*What you will do*: In full and without alteration, give the listing again.

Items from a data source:
◇ ◇ ◇

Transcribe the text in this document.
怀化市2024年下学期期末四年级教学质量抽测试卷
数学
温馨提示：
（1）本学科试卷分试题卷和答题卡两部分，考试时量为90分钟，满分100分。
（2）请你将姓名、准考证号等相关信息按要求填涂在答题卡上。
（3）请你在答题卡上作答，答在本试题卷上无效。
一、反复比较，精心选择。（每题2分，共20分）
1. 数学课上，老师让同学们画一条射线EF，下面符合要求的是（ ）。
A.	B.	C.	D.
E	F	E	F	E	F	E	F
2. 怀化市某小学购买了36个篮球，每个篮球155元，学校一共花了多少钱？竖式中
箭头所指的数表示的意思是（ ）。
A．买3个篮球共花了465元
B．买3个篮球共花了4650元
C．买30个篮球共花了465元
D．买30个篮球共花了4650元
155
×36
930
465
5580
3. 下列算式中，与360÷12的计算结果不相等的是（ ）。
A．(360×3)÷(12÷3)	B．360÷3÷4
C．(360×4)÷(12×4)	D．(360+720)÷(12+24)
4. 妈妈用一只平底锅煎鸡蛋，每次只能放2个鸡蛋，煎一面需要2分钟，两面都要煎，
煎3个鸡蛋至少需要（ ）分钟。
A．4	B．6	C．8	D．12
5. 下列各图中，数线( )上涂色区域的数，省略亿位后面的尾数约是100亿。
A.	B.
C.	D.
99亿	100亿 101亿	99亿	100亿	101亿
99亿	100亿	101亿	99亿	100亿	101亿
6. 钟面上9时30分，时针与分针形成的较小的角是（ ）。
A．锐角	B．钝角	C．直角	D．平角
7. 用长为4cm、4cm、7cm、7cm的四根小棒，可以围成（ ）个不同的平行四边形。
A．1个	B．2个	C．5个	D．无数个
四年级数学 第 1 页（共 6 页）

◇ ◇ ◇

*Problem solution*:
Transcribe the text in this document.
怀化市2024年下学期期末四年级教学质量抽测试卷
数学
温馨提示：
（1）本学科试卷分试题卷和答题卡两部分，考试时量为90分钟，满分100分。
（2）请你将姓名、准考证号等相关信息按要求填涂在答题卡上。
（3）请你在答题卡上作答，答在本试题卷上无效。
一、反复比较，精心选择。（每题2分，共20分）
1. 数学课上，老师让同学们画一条射线EF，下面符合要求的是（ ）。
A.	B.	C.	D.
E	F	E	F	E	F	E	F
2. 怀化市某小学购买了36个篮球，每个篮球155元，学校一共花了多少钱？竖式中
箭头所指的数表示的意思是（ ）。
A．买3个篮球共花了465元
B．买3个篮球共花了4650元
C．买30个篮球共花了465元
D．买30个篮球共花了4650元
155
×36
930
465
5580
3. 下列算式中，与360÷12的计算结果不相等的是（ ）。
A．(360×3)÷(12÷3)	B．360÷3÷4
C．(360×4)÷(12×4)	D．(360+720)÷(12+24)
4. 妈妈用一只平底锅煎鸡蛋，每次只能放2个鸡蛋，煎一面需要2分钟，两面都要煎，
煎3个鸡蛋至少需要（ ）分钟。
A．4	B．6	C．8	D．12
5. 下列各图中，数线( )上涂色区域的数，省略亿位后面的尾数约是100亿。
A.	B.
C.	D.
99亿	100亿 101亿	99亿	100亿	101亿
99亿	100亿	101亿	99亿	100亿	101亿
6. 钟面上9时30分，时针与分针形成的较小的角是（ ）。
A．锐角	B．钝角	C．直角	D．平角
7. 用长为4cm、4cm、7cm、7cm的四根小棒，可以围成（ ）个不同的平行四边形。
A．1个	B．2个	C．5个	D．无数个
四年级数学 第 1 页（共 6 页）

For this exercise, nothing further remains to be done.